* Exercise details: All of the data below must be repeated exactly.

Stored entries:
=====

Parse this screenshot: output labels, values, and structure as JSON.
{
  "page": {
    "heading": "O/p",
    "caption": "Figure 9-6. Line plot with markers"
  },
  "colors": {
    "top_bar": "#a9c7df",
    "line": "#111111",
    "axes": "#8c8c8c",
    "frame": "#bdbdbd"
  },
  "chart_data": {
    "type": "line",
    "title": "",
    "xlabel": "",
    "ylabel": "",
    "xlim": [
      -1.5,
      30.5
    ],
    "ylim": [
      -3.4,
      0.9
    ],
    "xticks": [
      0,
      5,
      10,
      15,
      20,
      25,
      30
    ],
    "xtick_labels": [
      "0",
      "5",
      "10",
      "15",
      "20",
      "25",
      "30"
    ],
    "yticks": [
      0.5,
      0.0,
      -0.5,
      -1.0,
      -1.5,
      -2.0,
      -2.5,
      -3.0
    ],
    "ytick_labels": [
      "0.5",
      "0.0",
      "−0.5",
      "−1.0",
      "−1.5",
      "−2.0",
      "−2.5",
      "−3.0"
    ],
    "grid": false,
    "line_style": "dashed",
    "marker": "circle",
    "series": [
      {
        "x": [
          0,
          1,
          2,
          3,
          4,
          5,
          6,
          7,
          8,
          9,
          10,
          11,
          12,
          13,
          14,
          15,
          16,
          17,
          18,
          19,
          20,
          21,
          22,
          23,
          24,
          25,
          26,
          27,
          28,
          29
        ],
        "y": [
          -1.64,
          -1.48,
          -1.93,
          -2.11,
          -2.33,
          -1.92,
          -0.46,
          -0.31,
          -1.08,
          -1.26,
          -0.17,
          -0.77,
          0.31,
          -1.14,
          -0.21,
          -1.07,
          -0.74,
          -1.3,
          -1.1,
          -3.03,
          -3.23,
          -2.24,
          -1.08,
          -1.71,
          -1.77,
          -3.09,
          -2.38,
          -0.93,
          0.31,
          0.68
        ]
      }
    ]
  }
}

=====

* Task answer:
Parse this screenshot: output labels, values, and structure as JSON.
{
  "page": {
    "heading": "O/p",
    "caption": "Figure 9-6. Line plot with markers"
  },
  "colors": {
    "top_bar": "#a9c7df",
    "line": "#111111",
    "axes": "#8c8c8c",
    "frame": "#bdbdbd"
  },
  "chart_data": {
    "type": "line",
    "title": "",
    "xlabel": "",
    "ylabel": "",
    "xlim": [
      -1.5,
      30.5
    ],
    "ylim": [
      -3.4,
      0.9
    ],
    "xticks": [
      0,
      5,
      10,
      15,
      20,
      25,
      30
    ],
    "xtick_labels": [
      "0",
      "5",
      "10",
      "15",
      "20",
      "25",
      "30"
    ],
    "yticks": [
      0.5,
      0.0,
      -0.5,
      -1.0,
      -1.5,
      -2.0,
      -2.5,
      -3.0
    ],
    "ytick_labels": [
      "0.5",
      "0.0",
      "−0.5",
      "−1.0",
      "−1.5",
      "−2.0",
      "−2.5",
      "−3.0"
    ],
    "grid": false,
    "line_style": "dashed",
    "marker": "circle",
    "series": [
      {
        "x": [
          0,
          1,
          2,
          3,
          4,
          5,
          6,
          7,
          8,
          9,
          10,
          11,
          12,
          13,
          14,
          15,
          16,
          17,
          18,
          19,
          20,
          21,
          22,
          23,
          24,
          25,
          26,
          27,
          28,
          29
        ],
        "y": [
          -1.64,
          -1.48,
          -1.93,
          -2.11,
          -2.33,
          -1.92,
          -0.46,
          -0.31,
          -1.08,
          -1.26,
          -0.17,
          -0.77,
          0.31,
          -1.14,
          -0.21,
          -1.07,
          -0.74,
          -1.3,
          -1.1,
          -3.03,
          -3.23,
          -2.24,
          -1.08,
          -1.71,
          -1.77,
          -3.09,
          -2.38,
          -0.93,
          0.31,
          0.68
        ]
      }
    ]
  }
}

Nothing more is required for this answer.